**What the task asks:**
Give back the full listing verbatim, apart from its images.

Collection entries
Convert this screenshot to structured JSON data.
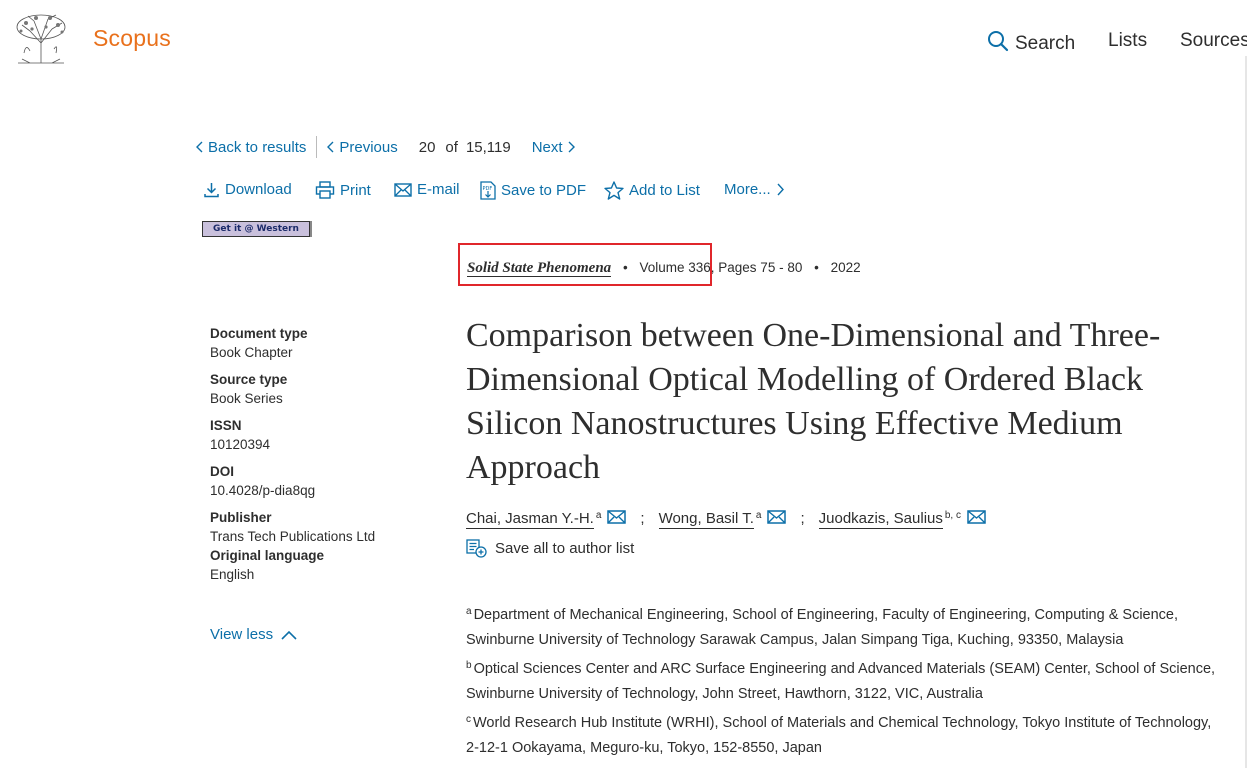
{
  "header": {
    "brand": "Scopus",
    "nav": {
      "search": "Search",
      "lists": "Lists",
      "sources": "Sources"
    }
  },
  "result_nav": {
    "back": "Back to results",
    "previous": "Previous",
    "position": "20",
    "of": "of",
    "total": "15,119",
    "next": "Next"
  },
  "actions": {
    "download": "Download",
    "print": "Print",
    "email": "E-mail",
    "save_pdf": "Save to PDF",
    "add_list": "Add to List",
    "more": "More..."
  },
  "getit": "Get it @ Western",
  "source": {
    "journal": "Solid State Phenomena",
    "volume": "Volume 336,",
    "pages": "Pages 75 - 80",
    "year": "2022"
  },
  "meta": {
    "doc_type_label": "Document type",
    "doc_type": "Book Chapter",
    "source_type_label": "Source type",
    "source_type": "Book Series",
    "issn_label": "ISSN",
    "issn": "10120394",
    "doi_label": "DOI",
    "doi": "10.4028/p-dia8qg",
    "publisher_label": "Publisher",
    "publisher": "Trans Tech Publications Ltd",
    "language_label": "Original language",
    "language": "English",
    "view_less": "View less"
  },
  "title": "Comparison between One-Dimensional and Three-Dimensional Optical Modelling of Ordered Black Silicon Nanostructures Using Effective Medium Approach",
  "authors": [
    {
      "name": "Chai, Jasman Y.-H.",
      "sup": "a"
    },
    {
      "name": "Wong, Basil T.",
      "sup": "a"
    },
    {
      "name": "Juodkazis, Saulius",
      "sup": "b, c"
    }
  ],
  "author_sep": ";",
  "save_all": "Save all to author list",
  "affiliations": [
    {
      "key": "a",
      "text": "Department of Mechanical Engineering, School of Engineering, Faculty of Engineering, Computing & Science, Swinburne University of Technology Sarawak Campus, Jalan Simpang Tiga, Kuching, 93350, Malaysia"
    },
    {
      "key": "b",
      "text": "Optical Sciences Center and ARC Surface Engineering and Advanced Materials (SEAM) Center, School of Science, Swinburne University of Technology, John Street, Hawthorn, 3122, VIC, Australia"
    },
    {
      "key": "c",
      "text": "World Research Hub Institute (WRHI), School of Materials and Chemical Technology, Tokyo Institute of Technology, 2-12-1 Ookayama, Meguro-ku, Tokyo, 152-8550, Japan"
    }
  ],
  "colors": {
    "brand": "#e9711c",
    "link": "#0c6fa8",
    "highlight": "#e0262b"
  }
}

**Reply to the task:**
Convert this screenshot to structured JSON data.
{
  "header": {
    "brand": "Scopus",
    "nav": {
      "search": "Search",
      "lists": "Lists",
      "sources": "Sources"
    }
  },
  "result_nav": {
    "back": "Back to results",
    "previous": "Previous",
    "position": "20",
    "of": "of",
    "total": "15,119",
    "next": "Next"
  },
  "actions": {
    "download": "Download",
    "print": "Print",
    "email": "E-mail",
    "save_pdf": "Save to PDF",
    "add_list": "Add to List",
    "more": "More..."
  },
  "getit": "Get it @ Western",
  "source": {
    "journal": "Solid State Phenomena",
    "volume": "Volume 336,",
    "pages": "Pages 75 - 80",
    "year": "2022"
  },
  "meta": {
    "doc_type_label": "Document type",
    "doc_type": "Book Chapter",
    "source_type_label": "Source type",
    "source_type": "Book Series",
    "issn_label": "ISSN",
    "issn": "10120394",
    "doi_label": "DOI",
    "doi": "10.4028/p-dia8qg",
    "publisher_label": "Publisher",
    "publisher": "Trans Tech Publications Ltd",
    "language_label": "Original language",
    "language": "English",
    "view_less": "View less"
  },
  "title": "Comparison between One-Dimensional and Three-Dimensional Optical Modelling of Ordered Black Silicon Nanostructures Using Effective Medium Approach",
  "authors": [
    {
      "name": "Chai, Jasman Y.-H.",
      "sup": "a"
    },
    {
      "name": "Wong, Basil T.",
      "sup": "a"
    },
    {
      "name": "Juodkazis, Saulius",
      "sup": "b, c"
    }
  ],
  "author_sep": ";",
  "save_all": "Save all to author list",
  "affiliations": [
    {
      "key": "a",
      "text": "Department of Mechanical Engineering, School of Engineering, Faculty of Engineering, Computing & Science, Swinburne University of Technology Sarawak Campus, Jalan Simpang Tiga, Kuching, 93350, Malaysia"
    },
    {
      "key": "b",
      "text": "Optical Sciences Center and ARC Surface Engineering and Advanced Materials (SEAM) Center, School of Science, Swinburne University of Technology, John Street, Hawthorn, 3122, VIC, Australia"
    },
    {
      "key": "c",
      "text": "World Research Hub Institute (WRHI), School of Materials and Chemical Technology, Tokyo Institute of Technology, 2-12-1 Ookayama, Meguro-ku, Tokyo, 152-8550, Japan"
    }
  ],
  "colors": {
    "brand": "#e9711c",
    "link": "#0c6fa8",
    "highlight": "#e0262b"
  }
}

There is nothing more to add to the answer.